Supplied data ▸
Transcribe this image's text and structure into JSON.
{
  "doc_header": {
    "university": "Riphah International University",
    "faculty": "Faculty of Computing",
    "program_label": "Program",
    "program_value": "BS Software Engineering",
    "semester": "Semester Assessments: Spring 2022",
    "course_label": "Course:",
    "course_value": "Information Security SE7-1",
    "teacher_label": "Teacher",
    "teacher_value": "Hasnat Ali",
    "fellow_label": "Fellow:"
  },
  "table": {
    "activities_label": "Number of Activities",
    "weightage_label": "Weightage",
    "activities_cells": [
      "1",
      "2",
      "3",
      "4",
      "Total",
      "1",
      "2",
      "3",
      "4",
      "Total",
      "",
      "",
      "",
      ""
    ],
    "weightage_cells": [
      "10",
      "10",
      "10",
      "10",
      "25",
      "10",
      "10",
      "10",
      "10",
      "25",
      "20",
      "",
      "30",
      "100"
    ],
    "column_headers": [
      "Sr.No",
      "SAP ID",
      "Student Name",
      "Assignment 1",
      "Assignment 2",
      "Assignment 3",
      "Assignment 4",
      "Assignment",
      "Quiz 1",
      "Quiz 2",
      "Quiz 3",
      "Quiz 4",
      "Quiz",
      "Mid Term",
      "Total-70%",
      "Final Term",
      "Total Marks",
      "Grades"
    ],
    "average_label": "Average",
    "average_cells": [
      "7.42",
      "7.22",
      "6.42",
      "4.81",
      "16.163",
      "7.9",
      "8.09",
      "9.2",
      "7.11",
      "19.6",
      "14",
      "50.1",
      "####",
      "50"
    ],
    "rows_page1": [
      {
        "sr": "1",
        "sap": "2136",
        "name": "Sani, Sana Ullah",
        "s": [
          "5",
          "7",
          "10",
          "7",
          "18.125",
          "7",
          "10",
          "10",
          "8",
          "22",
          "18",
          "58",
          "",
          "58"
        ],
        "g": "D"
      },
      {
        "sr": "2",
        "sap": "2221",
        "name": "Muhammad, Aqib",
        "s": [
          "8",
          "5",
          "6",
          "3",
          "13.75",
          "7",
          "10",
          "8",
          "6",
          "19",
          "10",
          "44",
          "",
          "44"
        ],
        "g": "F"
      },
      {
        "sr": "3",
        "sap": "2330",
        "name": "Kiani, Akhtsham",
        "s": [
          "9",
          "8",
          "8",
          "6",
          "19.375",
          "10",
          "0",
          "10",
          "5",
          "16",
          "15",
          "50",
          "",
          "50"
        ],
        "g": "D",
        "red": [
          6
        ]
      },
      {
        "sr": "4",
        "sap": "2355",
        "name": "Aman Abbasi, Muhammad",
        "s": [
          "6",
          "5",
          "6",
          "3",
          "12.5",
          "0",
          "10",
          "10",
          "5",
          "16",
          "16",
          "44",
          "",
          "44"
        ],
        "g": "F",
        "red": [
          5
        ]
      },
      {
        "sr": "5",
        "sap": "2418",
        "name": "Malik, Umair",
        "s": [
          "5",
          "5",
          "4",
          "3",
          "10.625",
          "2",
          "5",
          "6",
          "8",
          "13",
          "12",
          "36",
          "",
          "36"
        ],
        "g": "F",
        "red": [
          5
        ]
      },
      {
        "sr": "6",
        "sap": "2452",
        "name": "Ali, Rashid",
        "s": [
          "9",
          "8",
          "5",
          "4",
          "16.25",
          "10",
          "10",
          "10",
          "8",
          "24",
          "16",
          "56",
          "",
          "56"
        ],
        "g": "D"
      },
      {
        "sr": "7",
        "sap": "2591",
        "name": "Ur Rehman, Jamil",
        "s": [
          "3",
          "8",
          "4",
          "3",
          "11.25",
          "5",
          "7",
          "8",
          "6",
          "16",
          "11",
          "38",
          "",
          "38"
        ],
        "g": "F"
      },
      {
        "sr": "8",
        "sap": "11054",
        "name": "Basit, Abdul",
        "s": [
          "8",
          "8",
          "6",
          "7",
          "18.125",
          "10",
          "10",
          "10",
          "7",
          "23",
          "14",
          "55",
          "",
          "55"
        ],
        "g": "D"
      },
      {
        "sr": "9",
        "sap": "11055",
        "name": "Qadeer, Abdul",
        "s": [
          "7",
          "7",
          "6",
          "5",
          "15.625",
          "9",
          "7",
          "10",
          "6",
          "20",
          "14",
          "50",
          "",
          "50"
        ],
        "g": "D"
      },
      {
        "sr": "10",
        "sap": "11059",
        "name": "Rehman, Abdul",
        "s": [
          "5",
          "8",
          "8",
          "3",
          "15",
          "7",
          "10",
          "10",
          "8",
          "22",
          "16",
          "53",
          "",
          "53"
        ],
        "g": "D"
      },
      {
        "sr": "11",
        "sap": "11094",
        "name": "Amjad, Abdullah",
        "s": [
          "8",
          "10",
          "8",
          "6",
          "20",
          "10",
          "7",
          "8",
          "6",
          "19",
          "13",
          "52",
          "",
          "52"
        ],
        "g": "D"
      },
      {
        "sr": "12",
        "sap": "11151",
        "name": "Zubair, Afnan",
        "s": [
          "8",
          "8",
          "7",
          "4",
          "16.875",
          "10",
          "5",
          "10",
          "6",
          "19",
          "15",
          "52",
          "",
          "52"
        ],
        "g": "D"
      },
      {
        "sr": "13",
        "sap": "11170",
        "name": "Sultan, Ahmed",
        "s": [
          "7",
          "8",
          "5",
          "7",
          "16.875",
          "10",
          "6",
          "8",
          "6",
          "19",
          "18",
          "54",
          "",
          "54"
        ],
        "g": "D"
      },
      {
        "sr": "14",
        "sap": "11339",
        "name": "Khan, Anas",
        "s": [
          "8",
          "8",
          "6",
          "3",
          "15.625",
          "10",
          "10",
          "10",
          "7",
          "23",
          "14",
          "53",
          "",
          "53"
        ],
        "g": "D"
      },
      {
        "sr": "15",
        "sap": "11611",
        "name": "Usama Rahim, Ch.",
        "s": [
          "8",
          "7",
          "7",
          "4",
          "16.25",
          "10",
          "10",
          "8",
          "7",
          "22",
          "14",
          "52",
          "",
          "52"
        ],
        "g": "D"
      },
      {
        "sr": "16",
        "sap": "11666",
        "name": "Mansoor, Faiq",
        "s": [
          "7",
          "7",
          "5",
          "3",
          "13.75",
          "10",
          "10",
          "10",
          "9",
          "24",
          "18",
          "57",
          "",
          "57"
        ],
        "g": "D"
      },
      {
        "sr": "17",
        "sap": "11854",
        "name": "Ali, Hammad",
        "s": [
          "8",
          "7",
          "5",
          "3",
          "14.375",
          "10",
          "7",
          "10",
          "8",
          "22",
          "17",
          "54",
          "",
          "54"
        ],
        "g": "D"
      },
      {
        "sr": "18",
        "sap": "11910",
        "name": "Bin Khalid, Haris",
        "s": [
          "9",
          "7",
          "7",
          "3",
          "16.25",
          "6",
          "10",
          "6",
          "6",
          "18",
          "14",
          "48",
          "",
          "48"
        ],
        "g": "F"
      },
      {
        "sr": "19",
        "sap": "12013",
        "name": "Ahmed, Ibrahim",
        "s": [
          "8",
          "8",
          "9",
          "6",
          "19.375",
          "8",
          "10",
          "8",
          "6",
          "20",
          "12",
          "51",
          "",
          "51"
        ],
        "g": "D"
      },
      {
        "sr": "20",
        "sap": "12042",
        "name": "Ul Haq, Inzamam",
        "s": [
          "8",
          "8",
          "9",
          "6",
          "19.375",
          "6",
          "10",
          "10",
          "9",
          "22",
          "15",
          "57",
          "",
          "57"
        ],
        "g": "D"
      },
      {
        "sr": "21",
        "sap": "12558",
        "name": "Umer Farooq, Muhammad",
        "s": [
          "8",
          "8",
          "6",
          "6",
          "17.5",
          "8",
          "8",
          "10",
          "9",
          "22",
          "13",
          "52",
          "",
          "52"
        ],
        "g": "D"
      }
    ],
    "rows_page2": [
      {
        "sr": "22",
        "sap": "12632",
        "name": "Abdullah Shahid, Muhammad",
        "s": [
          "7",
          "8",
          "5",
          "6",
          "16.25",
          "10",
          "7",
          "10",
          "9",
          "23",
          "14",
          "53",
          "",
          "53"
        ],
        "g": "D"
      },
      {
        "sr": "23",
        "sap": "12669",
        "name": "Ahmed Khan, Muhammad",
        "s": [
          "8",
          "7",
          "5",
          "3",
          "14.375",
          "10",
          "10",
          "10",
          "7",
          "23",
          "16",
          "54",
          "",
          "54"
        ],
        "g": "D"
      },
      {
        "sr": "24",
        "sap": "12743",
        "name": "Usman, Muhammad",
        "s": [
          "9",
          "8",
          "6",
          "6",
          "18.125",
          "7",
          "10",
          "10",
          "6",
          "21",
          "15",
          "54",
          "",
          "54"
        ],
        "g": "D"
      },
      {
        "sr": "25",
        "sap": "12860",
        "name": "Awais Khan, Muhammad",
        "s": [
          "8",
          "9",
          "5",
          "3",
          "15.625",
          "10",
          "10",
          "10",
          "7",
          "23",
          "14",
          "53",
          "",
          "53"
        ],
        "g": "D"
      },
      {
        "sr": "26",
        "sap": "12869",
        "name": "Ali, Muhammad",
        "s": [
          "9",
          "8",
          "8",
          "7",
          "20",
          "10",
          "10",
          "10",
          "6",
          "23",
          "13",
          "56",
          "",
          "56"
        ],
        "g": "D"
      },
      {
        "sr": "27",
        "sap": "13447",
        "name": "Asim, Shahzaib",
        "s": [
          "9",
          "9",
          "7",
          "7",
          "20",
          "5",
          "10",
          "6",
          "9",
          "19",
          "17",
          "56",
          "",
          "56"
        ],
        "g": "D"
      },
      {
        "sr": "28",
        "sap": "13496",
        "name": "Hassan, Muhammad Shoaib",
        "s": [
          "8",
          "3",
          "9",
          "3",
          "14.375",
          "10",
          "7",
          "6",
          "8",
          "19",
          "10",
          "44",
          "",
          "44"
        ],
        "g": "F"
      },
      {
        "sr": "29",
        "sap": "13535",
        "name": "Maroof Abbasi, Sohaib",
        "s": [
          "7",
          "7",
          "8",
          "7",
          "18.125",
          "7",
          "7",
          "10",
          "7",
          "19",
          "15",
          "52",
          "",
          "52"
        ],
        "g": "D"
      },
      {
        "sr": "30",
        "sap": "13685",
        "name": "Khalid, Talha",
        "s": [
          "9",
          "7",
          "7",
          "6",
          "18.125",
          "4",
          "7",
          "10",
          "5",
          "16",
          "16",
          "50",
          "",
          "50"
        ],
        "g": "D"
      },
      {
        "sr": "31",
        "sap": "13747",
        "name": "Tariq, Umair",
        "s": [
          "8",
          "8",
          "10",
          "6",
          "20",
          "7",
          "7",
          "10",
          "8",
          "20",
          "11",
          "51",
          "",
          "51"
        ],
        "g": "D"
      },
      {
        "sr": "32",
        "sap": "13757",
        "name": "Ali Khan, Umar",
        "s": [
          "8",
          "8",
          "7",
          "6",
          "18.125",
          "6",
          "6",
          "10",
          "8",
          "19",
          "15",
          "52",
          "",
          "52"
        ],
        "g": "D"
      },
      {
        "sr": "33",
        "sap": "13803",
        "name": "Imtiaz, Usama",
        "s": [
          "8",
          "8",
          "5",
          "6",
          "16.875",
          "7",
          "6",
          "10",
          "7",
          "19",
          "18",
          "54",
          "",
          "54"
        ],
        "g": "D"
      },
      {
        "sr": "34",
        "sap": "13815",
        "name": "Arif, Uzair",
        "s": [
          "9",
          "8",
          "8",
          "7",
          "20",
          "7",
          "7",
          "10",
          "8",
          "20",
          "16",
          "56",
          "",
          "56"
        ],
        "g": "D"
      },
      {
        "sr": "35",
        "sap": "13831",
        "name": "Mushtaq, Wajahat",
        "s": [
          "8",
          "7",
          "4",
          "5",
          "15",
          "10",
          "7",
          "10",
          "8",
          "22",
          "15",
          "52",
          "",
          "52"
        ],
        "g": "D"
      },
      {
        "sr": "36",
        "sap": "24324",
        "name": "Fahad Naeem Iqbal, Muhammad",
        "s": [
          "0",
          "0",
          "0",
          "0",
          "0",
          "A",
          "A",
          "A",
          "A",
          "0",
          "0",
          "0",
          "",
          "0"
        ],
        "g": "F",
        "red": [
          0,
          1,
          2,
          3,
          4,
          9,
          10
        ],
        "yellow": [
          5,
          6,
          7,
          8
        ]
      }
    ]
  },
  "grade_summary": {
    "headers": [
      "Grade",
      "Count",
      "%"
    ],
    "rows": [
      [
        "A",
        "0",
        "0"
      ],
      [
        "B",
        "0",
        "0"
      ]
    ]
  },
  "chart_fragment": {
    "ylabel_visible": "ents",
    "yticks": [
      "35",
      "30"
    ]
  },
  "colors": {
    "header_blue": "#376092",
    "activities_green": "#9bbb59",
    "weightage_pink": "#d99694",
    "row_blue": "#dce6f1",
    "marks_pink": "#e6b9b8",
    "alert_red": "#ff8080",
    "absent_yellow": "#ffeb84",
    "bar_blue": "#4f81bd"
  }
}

To do ▸
Take every line above carrying "Assignment" and return it.

Correct response ▸
      "Assignment 1",
      "Assignment 2",
      "Assignment 3",
      "Assignment 4",
      "Assignment",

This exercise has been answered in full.